Task instructions = Skip the pictures. Copy all the rest of the records down exactly.
[START OF Dataset excerpts]
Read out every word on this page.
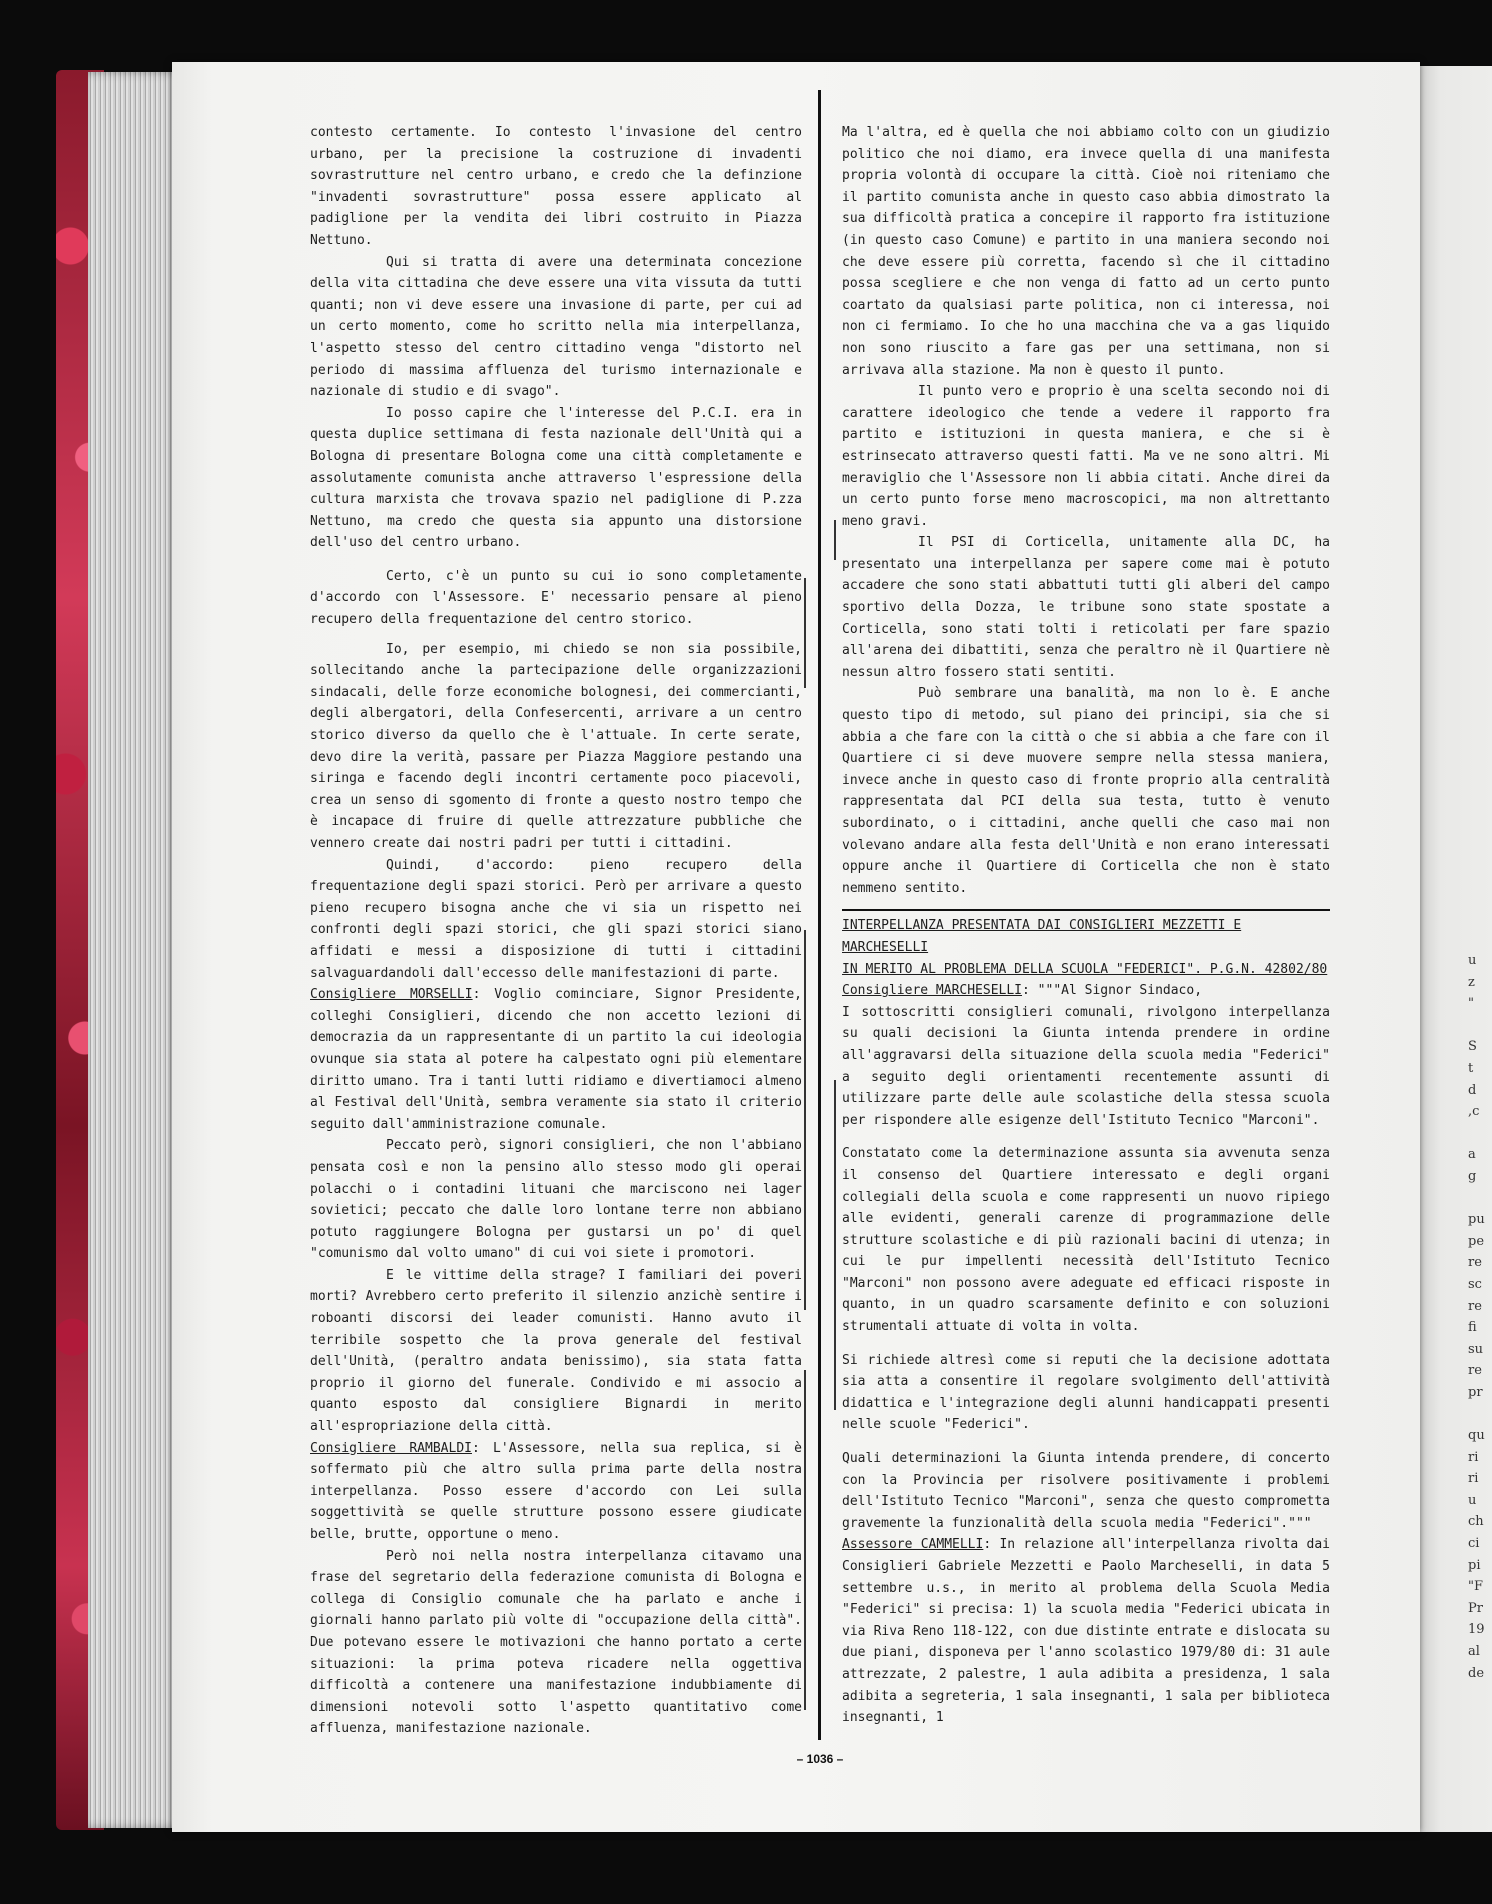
contesto certamente. Io contesto l'invasione del centro urbano, per la precisione la costruzione di invadenti sovrastrutture nel centro urbano, e credo che la definzione "invadenti sovrastrutture" possa essere applicato al padiglione per la vendita dei libri costruito in Piazza Nettuno.

Qui si tratta di avere una determinata concezione della vita cittadina che deve essere una vita vissuta da tutti quanti; non vi deve essere una invasione di parte, per cui ad un certo momento, come ho scritto nella mia interpellanza, l'aspetto stesso del centro cittadino venga "distorto nel periodo di massima affluenza del turismo internazionale e nazionale di studio e di svago".

Io posso capire che l'interesse del P.C.I. era in questa duplice settimana di festa nazionale dell'Unità qui a Bologna di presentare Bologna come una città completamente e assolutamente comunista anche attraverso l'espressione della cultura marxista che trovava spazio nel padiglione di P.zza Nettuno, ma credo che questa sia appunto una distorsione dell'uso del centro urbano.

Certo, c'è un punto su cui io sono completamente d'accordo con l'Assessore. E' necessario pensare al pieno recupero della frequentazione del centro storico.

Io, per esempio, mi chiedo se non sia possibile, sollecitando anche la partecipazione delle organizzazioni sindacali, delle forze economiche bolognesi, dei commercianti, degli albergatori, della Confesercenti, arrivare a un centro storico diverso da quello che è l'attuale. In certe serate, devo dire la verità, passare per Piazza Maggiore pestando una siringa e facendo degli incontri certamente poco piacevoli, crea un senso di sgomento di fronte a questo nostro tempo che è incapace di fruire di quelle attrezzature pubbliche che vennero create dai nostri padri per tutti i cittadini.

Quindi, d'accordo: pieno recupero della frequentazione degli spazi storici. Però per arrivare a questo pieno recupero bisogna anche che vi sia un rispetto nei confronti degli spazi storici, che gli spazi storici siano affidati e messi a disposizione di tutti i cittadini salvaguardandoli dall'eccesso delle manifestazioni di parte.

Consigliere MORSELLI: Voglio cominciare, Signor Presidente, colleghi Consiglieri, dicendo che non accetto lezioni di democrazia da un rappresentante di un partito la cui ideologia ovunque sia stata al potere ha calpestato ogni più elementare diritto umano. Tra i tanti lutti ridiamo e divertiamoci almeno al Festival dell'Unità, sembra veramente sia stato il criterio seguito dall'amministrazione comunale.

Peccato però, signori consiglieri, che non l'abbiano pensata così e non la pensino allo stesso modo gli operai polacchi o i contadini lituani che marciscono nei lager sovietici; peccato che dalle loro lontane terre non abbiano potuto raggiungere Bologna per gustarsi un po' di quel "comunismo dal volto umano" di cui voi siete i promotori.

E le vittime della strage? I familiari dei poveri morti? Avrebbero certo preferito il silenzio anzichè sentire i roboanti discorsi dei leader comunisti. Hanno avuto il terribile sospetto che la prova generale del festival dell'Unità, (peraltro andata benissimo), sia stata fatta proprio il giorno del funerale. Condivido e mi associo a quanto esposto dal consigliere Bignardi in merito all'espropriazione della città.

Consigliere RAMBALDI: L'Assessore, nella sua replica, si è soffermato più che altro sulla prima parte della nostra interpellanza. Posso essere d'accordo con Lei sulla soggettività se quelle strutture possono essere giudicate belle, brutte, opportune o meno.

Però noi nella nostra interpellanza citavamo una frase del segretario della federazione comunista di Bologna e collega di Consiglio comunale che ha parlato e anche i giornali hanno parlato più volte di "occupazione della città". Due potevano essere le motivazioni che hanno portato a certe situazioni: la prima poteva ricadere nella oggettiva difficoltà a contenere una manifestazione indubbiamente di dimensioni notevoli sotto l'aspetto quantitativo come affluenza, manifestazione nazionale.

Ma l'altra, ed è quella che noi abbiamo colto con un giudizio politico che noi diamo, era invece quella di una manifesta propria volontà di occupare la città. Cioè noi riteniamo che il partito comunista anche in questo caso abbia dimostrato la sua difficoltà pratica a concepire il rapporto fra istituzione (in questo caso Comune) e partito in una maniera secondo noi che deve essere più corretta, facendo sì che il cittadino possa scegliere e che non venga di fatto ad un certo punto coartato da qualsiasi parte politica, non ci interessa, noi non ci fermiamo. Io che ho una macchina che va a gas liquido non sono riuscito a fare gas per una settimana, non si arrivava alla stazione. Ma non è questo il punto.

Il punto vero e proprio è una scelta secondo noi di carattere ideologico che tende a vedere il rapporto fra partito e istituzioni in questa maniera, e che si è estrinsecato attraverso questi fatti. Ma ve ne sono altri. Mi meraviglio che l'Assessore non li abbia citati. Anche direi da un certo punto forse meno macroscopici, ma non altrettanto meno gravi.

Il PSI di Corticella, unitamente alla DC, ha presentato una interpellanza per sapere come mai è potuto accadere che sono stati abbattuti tutti gli alberi del campo sportivo della Dozza, le tribune sono state spostate a Corticella, sono stati tolti i reticolati per fare spazio all'arena dei dibattiti, senza che peraltro nè il Quartiere nè nessun altro fossero stati sentiti.

Può sembrare una banalità, ma non lo è. E anche questo tipo di metodo, sul piano dei principi, sia che si abbia a che fare con la città o che si abbia a che fare con il Quartiere ci si deve muovere sempre nella stessa maniera, invece anche in questo caso di fronte proprio alla centralità rappresentata dal PCI della sua testa, tutto è venuto subordinato, o i cittadini, anche quelli che caso mai non volevano andare alla festa dell'Unità e non erano interessati oppure anche il Quartiere di Corticella che non è stato nemmeno sentito.

INTERPELLANZA PRESENTATA DAI CONSIGLIERI MEZZETTI E MARCHESELLI
IN MERITO AL PROBLEMA DELLA SCUOLA "FEDERICI". P.G.N. 42802/80

Consigliere MARCHESELLI: """Al Signor Sindaco,

I sottoscritti consiglieri comunali, rivolgono interpellanza su quali decisioni la Giunta intenda prendere in ordine all'aggravarsi della situazione della scuola media "Federici" a seguito degli orientamenti recentemente assunti di utilizzare parte delle aule scolastiche della stessa scuola per rispondere alle esigenze dell'Istituto Tecnico "Marconi".

Constatato come la determinazione assunta sia avvenuta senza il consenso del Quartiere interessato e degli organi collegiali della scuola e come rappresenti un nuovo ripiego alle evidenti, generali carenze di programmazione delle strutture scolastiche e di più razionali bacini di utenza; in cui le pur impellenti necessità dell'Istituto Tecnico "Marconi" non possono avere adeguate ed efficaci risposte in quanto, in un quadro scarsamente definito e con soluzioni strumentali attuate di volta in volta.

Si richiede altresì come si reputi che la decisione adottata sia atta a consentire il regolare svolgimento dell'attività didattica e l'integrazione degli alunni handicappati presenti nelle scuole "Federici".

Quali determinazioni la Giunta intenda prendere, di concerto con la Provincia per risolvere positivamente i problemi dell'Istituto Tecnico "Marconi", senza che questo comprometta gravemente la funzionalità della scuola media "Federici"."""

Assessore CAMMELLI: In relazione all'interpellanza rivolta dai Consiglieri Gabriele Mezzetti e Paolo Marcheselli, in data 5 settembre u.s., in merito al problema della Scuola Media "Federici" si precisa: 1) la scuola media "Federici ubicata in via Riva Reno 118-122, con due distinte entrate e dislocata su due piani, disponeva per l'anno scolastico 1979/80 di: 31 aule attrezzate, 2 palestre, 1 aula adibita a presidenza, 1 sala adibita a segreteria, 1 sala insegnanti, 1 sala per biblioteca insegnanti, 1

– 1036 –
u
z
"

S
t
d
,c

a
g

pu
pe
re
sc
re
fi
su
re
pr

qu
ri
ri
u
ch
ci
pi
"F
Pr
19
al
de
[END OF Dataset excerpts]
Complete response =
Read out every word on this page.
contesto certamente. Io contesto l'invasione del centro urbano, per la precisione la costruzione di invadenti sovrastrutture nel centro urbano, e credo che la definzione "invadenti sovrastrutture" possa essere applicato al padiglione per la vendita dei libri costruito in Piazza Nettuno.

Qui si tratta di avere una determinata concezione della vita cittadina che deve essere una vita vissuta da tutti quanti; non vi deve essere una invasione di parte, per cui ad un certo momento, come ho scritto nella mia interpellanza, l'aspetto stesso del centro cittadino venga "distorto nel periodo di massima affluenza del turismo internazionale e nazionale di studio e di svago".

Io posso capire che l'interesse del P.C.I. era in questa duplice settimana di festa nazionale dell'Unità qui a Bologna di presentare Bologna come una città completamente e assolutamente comunista anche attraverso l'espressione della cultura marxista che trovava spazio nel padiglione di P.zza Nettuno, ma credo che questa sia appunto una distorsione dell'uso del centro urbano.

Certo, c'è un punto su cui io sono completamente d'accordo con l'Assessore. E' necessario pensare al pieno recupero della frequentazione del centro storico.

Io, per esempio, mi chiedo se non sia possibile, sollecitando anche la partecipazione delle organizzazioni sindacali, delle forze economiche bolognesi, dei commercianti, degli albergatori, della Confesercenti, arrivare a un centro storico diverso da quello che è l'attuale. In certe serate, devo dire la verità, passare per Piazza Maggiore pestando una siringa e facendo degli incontri certamente poco piacevoli, crea un senso di sgomento di fronte a questo nostro tempo che è incapace di fruire di quelle attrezzature pubbliche che vennero create dai nostri padri per tutti i cittadini.

Quindi, d'accordo: pieno recupero della frequentazione degli spazi storici. Però per arrivare a questo pieno recupero bisogna anche che vi sia un rispetto nei confronti degli spazi storici, che gli spazi storici siano affidati e messi a disposizione di tutti i cittadini salvaguardandoli dall'eccesso delle manifestazioni di parte.

Consigliere MORSELLI: Voglio cominciare, Signor Presidente, colleghi Consiglieri, dicendo che non accetto lezioni di democrazia da un rappresentante di un partito la cui ideologia ovunque sia stata al potere ha calpestato ogni più elementare diritto umano. Tra i tanti lutti ridiamo e divertiamoci almeno al Festival dell'Unità, sembra veramente sia stato il criterio seguito dall'amministrazione comunale.

Peccato però, signori consiglieri, che non l'abbiano pensata così e non la pensino allo stesso modo gli operai polacchi o i contadini lituani che marciscono nei lager sovietici; peccato che dalle loro lontane terre non abbiano potuto raggiungere Bologna per gustarsi un po' di quel "comunismo dal volto umano" di cui voi siete i promotori.

E le vittime della strage? I familiari dei poveri morti? Avrebbero certo preferito il silenzio anzichè sentire i roboanti discorsi dei leader comunisti. Hanno avuto il terribile sospetto che la prova generale del festival dell'Unità, (peraltro andata benissimo), sia stata fatta proprio il giorno del funerale. Condivido e mi associo a quanto esposto dal consigliere Bignardi in merito all'espropriazione della città.

Consigliere RAMBALDI: L'Assessore, nella sua replica, si è soffermato più che altro sulla prima parte della nostra interpellanza. Posso essere d'accordo con Lei sulla soggettività se quelle strutture possono essere giudicate belle, brutte, opportune o meno.

Però noi nella nostra interpellanza citavamo una frase del segretario della federazione comunista di Bologna e collega di Consiglio comunale che ha parlato e anche i giornali hanno parlato più volte di "occupazione della città". Due potevano essere le motivazioni che hanno portato a certe situazioni: la prima poteva ricadere nella oggettiva difficoltà a contenere una manifestazione indubbiamente di dimensioni notevoli sotto l'aspetto quantitativo come affluenza, manifestazione nazionale.

Ma l'altra, ed è quella che noi abbiamo colto con un giudizio politico che noi diamo, era invece quella di una manifesta propria volontà di occupare la città. Cioè noi riteniamo che il partito comunista anche in questo caso abbia dimostrato la sua difficoltà pratica a concepire il rapporto fra istituzione (in questo caso Comune) e partito in una maniera secondo noi che deve essere più corretta, facendo sì che il cittadino possa scegliere e che non venga di fatto ad un certo punto coartato da qualsiasi parte politica, non ci interessa, noi non ci fermiamo. Io che ho una macchina che va a gas liquido non sono riuscito a fare gas per una settimana, non si arrivava alla stazione. Ma non è questo il punto.

Il punto vero e proprio è una scelta secondo noi di carattere ideologico che tende a vedere il rapporto fra partito e istituzioni in questa maniera, e che si è estrinsecato attraverso questi fatti. Ma ve ne sono altri. Mi meraviglio che l'Assessore non li abbia citati. Anche direi da un certo punto forse meno macroscopici, ma non altrettanto meno gravi.

Il PSI di Corticella, unitamente alla DC, ha presentato una interpellanza per sapere come mai è potuto accadere che sono stati abbattuti tutti gli alberi del campo sportivo della Dozza, le tribune sono state spostate a Corticella, sono stati tolti i reticolati per fare spazio all'arena dei dibattiti, senza che peraltro nè il Quartiere nè nessun altro fossero stati sentiti.

Può sembrare una banalità, ma non lo è. E anche questo tipo di metodo, sul piano dei principi, sia che si abbia a che fare con la città o che si abbia a che fare con il Quartiere ci si deve muovere sempre nella stessa maniera, invece anche in questo caso di fronte proprio alla centralità rappresentata dal PCI della sua testa, tutto è venuto subordinato, o i cittadini, anche quelli che caso mai non volevano andare alla festa dell'Unità e non erano interessati oppure anche il Quartiere di Corticella che non è stato nemmeno sentito.

INTERPELLANZA PRESENTATA DAI CONSIGLIERI MEZZETTI E MARCHESELLI
IN MERITO AL PROBLEMA DELLA SCUOLA "FEDERICI". P.G.N. 42802/80

Consigliere MARCHESELLI: """Al Signor Sindaco,

I sottoscritti consiglieri comunali, rivolgono interpellanza su quali decisioni la Giunta intenda prendere in ordine all'aggravarsi della situazione della scuola media "Federici" a seguito degli orientamenti recentemente assunti di utilizzare parte delle aule scolastiche della stessa scuola per rispondere alle esigenze dell'Istituto Tecnico "Marconi".

Constatato come la determinazione assunta sia avvenuta senza il consenso del Quartiere interessato e degli organi collegiali della scuola e come rappresenti un nuovo ripiego alle evidenti, generali carenze di programmazione delle strutture scolastiche e di più razionali bacini di utenza; in cui le pur impellenti necessità dell'Istituto Tecnico "Marconi" non possono avere adeguate ed efficaci risposte in quanto, in un quadro scarsamente definito e con soluzioni strumentali attuate di volta in volta.

Si richiede altresì come si reputi che la decisione adottata sia atta a consentire il regolare svolgimento dell'attività didattica e l'integrazione degli alunni handicappati presenti nelle scuole "Federici".

Quali determinazioni la Giunta intenda prendere, di concerto con la Provincia per risolvere positivamente i problemi dell'Istituto Tecnico "Marconi", senza che questo comprometta gravemente la funzionalità della scuola media "Federici"."""

Assessore CAMMELLI: In relazione all'interpellanza rivolta dai Consiglieri Gabriele Mezzetti e Paolo Marcheselli, in data 5 settembre u.s., in merito al problema della Scuola Media "Federici" si precisa: 1) la scuola media "Federici ubicata in via Riva Reno 118-122, con due distinte entrate e dislocata su due piani, disponeva per l'anno scolastico 1979/80 di: 31 aule attrezzate, 2 palestre, 1 aula adibita a presidenza, 1 sala adibita a segreteria, 1 sala insegnanti, 1 sala per biblioteca insegnanti, 1

– 1036 –
u
z
"

S
t
d
,c

a
g

pu
pe
re
sc
re
fi
su
re
pr

qu
ri
ri
u
ch
ci
pi
"F
Pr
19
al
de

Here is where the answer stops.